··· Tekstfragment ···
4. Uit het dossier komen de volgende feiten naar voren rond de leeftijdsvaststelling van eiser. De leeftijdsschouw door de AVIM en de IND heeft niet geleid tot een unaniem oordeel dat eiser minderjarig was. Omdat bij beide instanties sprake was van twijfel, heeft verweerder besloten tot nader onderzoek naar eisers leeftijd. Uit navraag bij de Luxemburgse autoriteiten is gebleken dat eiser in Luxemburg is geregistreerd als meerderjarig, met als geboortedatum [1996] .
5. De rechtbank ziet geen reden om te twijfelen aan de conclusie van de leeftijdsschouw. De IND heeft opgemerkt dat eiser een duidelijk zichtbare adamsappel en stoppels heeft. Verder komt eiser rustig en vriendelijk over. Volgens de IND oogt eiser ouder dan de opgegeven leeftijd van 15 jaar. De AVIM heeft opgemerkt dat eiser een duidelijke zichtbare adamsappel en baardgroei heeft. Daarnaast merkt de AVIM ook op dat eiser qua gedrag en uiterlijk ouder lijkt dan 15 jaar. Gelet op het voorgaande ziet de rechtbank in de bevindingen van de medewerkers van de IND en de AVIM geen reden om te twijfelen aan hun conclusie dat twijfel bestaat over de opgegeven leeftijd van eiser.
6. Daarnaast mag verweerder volgens vaste rechtspraak van de Afdeling bestuursrechtspraak van de Raad van State (ABRvS)1 in beginsel uitgaan van de registratie in een andere lidstaat. Het is dan aan eiser om aannemelijk te maken dat deze gegevens onjuist zijn. Hierin is eiser niet geslaagd. Eiser heeft zijn gestelde leeftijd niet onderbouwd met identificerende documenten Immers kan een doopakte niet als een identificerend document worden beschouwd omdat deze akte niet is voorzien van een pasfoto dan wel andere identificerende elementen. Ook is van belang dat de doopakte niet is afgegeven door de overheid van Eritrea.2 Verder heeft eiser geen stukken overgelegd die aanknopingspunten bieden voor twijfel aan de zorgvuldigheid van de leeftijdsregistratie in Luxemburg. Ook de verklaringen van eiser over de redenen waarom hij in Luxemburg een andere leeftijd heeft opgegeven, zijn onvoldoende. Gelet op het voorgaande heeft verweerder geen aanleiding hoeven zien om eiser aan leeftijdsonderzoek aan te bieden. De beroepsgrond slaagt daarom niet.
···
» Opdracht: Zet de tekst over de leeftijdsvaststelling van eiser voort na de laatste zin.
··· Aangeleverde gegevens ···
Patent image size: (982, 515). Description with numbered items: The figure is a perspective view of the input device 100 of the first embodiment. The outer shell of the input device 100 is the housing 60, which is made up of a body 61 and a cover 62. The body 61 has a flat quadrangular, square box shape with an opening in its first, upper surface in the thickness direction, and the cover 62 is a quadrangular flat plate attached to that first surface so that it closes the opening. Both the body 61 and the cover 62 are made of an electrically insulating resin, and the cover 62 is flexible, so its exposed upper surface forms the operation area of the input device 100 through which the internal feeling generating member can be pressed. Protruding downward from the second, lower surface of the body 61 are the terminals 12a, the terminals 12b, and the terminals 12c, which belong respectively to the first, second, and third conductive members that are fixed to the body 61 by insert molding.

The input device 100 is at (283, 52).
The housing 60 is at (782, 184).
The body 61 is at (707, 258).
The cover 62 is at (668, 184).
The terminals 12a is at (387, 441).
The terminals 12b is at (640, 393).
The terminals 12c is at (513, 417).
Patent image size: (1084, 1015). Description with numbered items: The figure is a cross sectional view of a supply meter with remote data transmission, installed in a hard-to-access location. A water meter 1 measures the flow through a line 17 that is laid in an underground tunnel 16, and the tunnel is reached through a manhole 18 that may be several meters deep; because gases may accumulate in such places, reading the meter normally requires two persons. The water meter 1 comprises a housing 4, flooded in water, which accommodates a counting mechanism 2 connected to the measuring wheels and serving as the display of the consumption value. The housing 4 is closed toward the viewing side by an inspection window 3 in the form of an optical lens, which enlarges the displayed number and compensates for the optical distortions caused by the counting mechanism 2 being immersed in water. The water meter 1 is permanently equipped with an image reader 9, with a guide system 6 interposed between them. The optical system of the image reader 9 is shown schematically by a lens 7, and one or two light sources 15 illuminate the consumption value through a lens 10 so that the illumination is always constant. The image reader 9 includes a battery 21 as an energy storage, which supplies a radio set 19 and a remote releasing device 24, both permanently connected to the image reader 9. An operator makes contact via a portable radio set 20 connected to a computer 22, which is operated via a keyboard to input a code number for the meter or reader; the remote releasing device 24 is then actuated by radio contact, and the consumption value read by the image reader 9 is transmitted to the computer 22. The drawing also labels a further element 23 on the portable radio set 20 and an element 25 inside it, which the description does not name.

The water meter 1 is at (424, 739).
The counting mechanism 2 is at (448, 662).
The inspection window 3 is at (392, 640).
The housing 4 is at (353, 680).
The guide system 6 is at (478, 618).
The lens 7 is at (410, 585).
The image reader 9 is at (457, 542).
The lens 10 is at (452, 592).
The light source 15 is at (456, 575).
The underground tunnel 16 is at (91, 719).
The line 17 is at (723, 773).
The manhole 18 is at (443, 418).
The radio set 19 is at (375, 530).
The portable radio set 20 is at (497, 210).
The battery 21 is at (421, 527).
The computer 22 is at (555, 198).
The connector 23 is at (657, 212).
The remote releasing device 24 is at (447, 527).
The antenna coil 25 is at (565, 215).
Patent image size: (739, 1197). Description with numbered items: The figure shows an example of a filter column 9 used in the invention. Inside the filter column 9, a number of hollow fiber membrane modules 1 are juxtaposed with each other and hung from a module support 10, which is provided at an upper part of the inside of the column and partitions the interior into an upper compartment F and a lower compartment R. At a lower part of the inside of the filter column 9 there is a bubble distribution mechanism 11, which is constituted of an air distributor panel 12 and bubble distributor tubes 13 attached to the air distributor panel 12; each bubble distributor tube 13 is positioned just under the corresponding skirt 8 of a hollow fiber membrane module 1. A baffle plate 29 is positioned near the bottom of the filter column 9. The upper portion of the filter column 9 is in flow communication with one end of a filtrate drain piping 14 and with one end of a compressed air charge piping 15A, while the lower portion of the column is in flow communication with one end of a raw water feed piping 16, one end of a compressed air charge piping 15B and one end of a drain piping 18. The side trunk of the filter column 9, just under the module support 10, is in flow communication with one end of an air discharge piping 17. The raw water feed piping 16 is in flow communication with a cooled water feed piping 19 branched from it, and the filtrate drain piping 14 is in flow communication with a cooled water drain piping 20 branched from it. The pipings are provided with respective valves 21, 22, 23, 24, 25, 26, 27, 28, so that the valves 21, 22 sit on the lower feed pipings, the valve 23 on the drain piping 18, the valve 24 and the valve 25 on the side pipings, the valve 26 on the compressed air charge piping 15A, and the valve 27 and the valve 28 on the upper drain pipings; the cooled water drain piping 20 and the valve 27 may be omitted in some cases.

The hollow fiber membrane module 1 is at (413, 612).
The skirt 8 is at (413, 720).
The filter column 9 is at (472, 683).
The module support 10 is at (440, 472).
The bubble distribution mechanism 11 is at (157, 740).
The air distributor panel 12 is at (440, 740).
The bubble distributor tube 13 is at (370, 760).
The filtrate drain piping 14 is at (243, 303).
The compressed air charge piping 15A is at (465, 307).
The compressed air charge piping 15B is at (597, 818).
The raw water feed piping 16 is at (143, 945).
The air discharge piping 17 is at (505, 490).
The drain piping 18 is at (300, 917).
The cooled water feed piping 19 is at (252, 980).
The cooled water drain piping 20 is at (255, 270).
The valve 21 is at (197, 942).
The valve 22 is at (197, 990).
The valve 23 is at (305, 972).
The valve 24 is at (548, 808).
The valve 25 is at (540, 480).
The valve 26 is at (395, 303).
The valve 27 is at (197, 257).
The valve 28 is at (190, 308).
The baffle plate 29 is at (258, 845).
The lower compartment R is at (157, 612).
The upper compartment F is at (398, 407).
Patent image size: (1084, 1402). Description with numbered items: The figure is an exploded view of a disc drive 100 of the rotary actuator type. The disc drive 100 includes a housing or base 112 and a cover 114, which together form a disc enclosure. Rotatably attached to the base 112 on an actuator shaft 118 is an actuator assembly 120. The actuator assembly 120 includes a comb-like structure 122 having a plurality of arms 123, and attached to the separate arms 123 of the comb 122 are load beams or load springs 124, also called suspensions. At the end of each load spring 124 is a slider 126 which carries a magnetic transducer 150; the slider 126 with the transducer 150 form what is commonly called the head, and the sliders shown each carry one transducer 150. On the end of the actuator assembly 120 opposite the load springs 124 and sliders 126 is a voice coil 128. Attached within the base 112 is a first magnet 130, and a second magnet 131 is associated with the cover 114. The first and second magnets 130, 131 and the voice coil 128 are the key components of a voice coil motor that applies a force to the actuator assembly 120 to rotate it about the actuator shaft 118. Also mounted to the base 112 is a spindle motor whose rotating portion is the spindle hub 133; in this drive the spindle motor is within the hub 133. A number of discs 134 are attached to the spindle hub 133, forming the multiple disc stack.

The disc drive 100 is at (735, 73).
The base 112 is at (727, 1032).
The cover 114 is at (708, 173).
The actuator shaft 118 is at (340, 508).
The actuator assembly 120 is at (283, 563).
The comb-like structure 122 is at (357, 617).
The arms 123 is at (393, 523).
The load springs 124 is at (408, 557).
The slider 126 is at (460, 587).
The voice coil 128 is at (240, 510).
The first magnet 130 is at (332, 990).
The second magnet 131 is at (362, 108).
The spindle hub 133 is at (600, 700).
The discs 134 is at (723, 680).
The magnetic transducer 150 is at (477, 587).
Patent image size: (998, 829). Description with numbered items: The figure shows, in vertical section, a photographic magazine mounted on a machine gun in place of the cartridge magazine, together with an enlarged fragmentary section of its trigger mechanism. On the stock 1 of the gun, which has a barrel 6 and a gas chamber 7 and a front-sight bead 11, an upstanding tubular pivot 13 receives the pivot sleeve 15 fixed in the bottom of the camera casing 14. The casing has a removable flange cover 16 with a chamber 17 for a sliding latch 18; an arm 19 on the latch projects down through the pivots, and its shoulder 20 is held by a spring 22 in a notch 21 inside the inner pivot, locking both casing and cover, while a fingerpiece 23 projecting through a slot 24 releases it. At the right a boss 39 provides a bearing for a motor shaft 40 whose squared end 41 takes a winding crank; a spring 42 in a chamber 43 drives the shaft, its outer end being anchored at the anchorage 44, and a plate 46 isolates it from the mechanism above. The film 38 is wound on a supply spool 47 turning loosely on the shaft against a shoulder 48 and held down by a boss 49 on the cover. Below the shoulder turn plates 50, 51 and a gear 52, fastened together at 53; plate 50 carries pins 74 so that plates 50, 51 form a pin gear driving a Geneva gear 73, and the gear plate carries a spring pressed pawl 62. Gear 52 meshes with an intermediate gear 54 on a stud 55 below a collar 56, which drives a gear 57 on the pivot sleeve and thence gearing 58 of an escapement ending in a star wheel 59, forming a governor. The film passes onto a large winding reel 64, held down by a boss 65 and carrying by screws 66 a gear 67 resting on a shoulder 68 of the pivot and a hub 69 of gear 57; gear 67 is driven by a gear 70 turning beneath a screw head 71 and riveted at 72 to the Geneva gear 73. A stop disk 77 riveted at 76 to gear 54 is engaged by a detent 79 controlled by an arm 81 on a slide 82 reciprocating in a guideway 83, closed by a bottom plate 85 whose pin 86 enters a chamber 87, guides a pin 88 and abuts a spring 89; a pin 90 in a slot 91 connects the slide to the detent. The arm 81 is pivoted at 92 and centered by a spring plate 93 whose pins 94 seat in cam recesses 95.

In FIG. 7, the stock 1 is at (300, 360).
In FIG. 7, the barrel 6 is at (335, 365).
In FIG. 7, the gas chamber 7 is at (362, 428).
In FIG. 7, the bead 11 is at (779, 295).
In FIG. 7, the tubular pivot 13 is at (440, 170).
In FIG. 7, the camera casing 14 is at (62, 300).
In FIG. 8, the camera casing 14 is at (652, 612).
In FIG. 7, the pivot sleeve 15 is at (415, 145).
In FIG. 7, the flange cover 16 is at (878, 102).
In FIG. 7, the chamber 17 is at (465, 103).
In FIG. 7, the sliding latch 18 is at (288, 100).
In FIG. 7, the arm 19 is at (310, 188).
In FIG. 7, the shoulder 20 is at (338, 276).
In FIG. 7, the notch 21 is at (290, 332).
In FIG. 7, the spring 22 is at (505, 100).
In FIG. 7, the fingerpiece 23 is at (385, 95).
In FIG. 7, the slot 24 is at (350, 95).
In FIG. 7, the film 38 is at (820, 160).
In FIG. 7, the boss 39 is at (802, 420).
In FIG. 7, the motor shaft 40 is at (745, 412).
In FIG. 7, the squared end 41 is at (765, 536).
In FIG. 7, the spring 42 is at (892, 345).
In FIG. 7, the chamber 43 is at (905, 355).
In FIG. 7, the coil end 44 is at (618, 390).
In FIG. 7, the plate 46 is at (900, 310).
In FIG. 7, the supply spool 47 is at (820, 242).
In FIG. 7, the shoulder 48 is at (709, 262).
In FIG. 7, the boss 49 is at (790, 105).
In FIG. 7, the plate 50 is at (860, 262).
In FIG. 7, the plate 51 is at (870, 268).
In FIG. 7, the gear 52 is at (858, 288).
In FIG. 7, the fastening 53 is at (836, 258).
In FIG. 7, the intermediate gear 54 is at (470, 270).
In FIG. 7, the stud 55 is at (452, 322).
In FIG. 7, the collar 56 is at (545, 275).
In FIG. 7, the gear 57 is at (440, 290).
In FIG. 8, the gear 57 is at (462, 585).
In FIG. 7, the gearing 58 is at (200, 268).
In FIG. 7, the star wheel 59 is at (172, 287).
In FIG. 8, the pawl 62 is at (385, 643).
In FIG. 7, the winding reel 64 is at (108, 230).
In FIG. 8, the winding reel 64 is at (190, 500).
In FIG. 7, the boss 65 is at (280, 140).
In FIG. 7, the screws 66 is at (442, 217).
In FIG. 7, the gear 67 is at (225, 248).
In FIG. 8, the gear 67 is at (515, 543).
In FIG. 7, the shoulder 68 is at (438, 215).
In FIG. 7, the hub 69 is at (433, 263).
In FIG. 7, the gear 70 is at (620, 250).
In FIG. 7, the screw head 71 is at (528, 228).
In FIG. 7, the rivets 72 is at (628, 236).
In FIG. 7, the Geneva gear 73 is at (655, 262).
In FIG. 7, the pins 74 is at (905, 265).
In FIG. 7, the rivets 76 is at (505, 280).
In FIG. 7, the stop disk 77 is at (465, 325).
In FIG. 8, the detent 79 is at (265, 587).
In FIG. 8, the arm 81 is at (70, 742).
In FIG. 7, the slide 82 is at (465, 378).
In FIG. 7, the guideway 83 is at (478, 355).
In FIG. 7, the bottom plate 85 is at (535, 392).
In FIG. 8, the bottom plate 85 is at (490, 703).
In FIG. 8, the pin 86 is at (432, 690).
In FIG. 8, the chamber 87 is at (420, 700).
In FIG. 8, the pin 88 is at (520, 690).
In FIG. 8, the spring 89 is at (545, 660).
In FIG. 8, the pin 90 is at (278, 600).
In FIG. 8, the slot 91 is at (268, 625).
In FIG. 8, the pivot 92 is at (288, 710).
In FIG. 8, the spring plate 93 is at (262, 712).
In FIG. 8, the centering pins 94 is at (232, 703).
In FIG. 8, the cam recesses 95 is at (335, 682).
···
» Resultaat:
1. Zie ABRvS 17 januari 2017 (ECLI:NL:RVS:2017:134) en ABRvS 15 augustus 2017 (ECLI:NL:RVS:2017:2219).
2 Zie ABRvS 27 februari 2019, ECLI:NL:RVS:2019:653.
7. Eiser voert verder aan dat verweerder in het bestreden besluit ten onrechte heeft gesteld dat niet is gebleken van belemmeringen voor de feitelijke overdracht aan Luxemburg. Vanwege de uitbraak van het coronavirus vinden er nu geen overdrachten plaats van en naar Luxemburg. Daarnaast brengt de overdracht aan Luxemburg gezondheidsrisico’s met zich mee. Zeker gelet op de leeftijd van eiser.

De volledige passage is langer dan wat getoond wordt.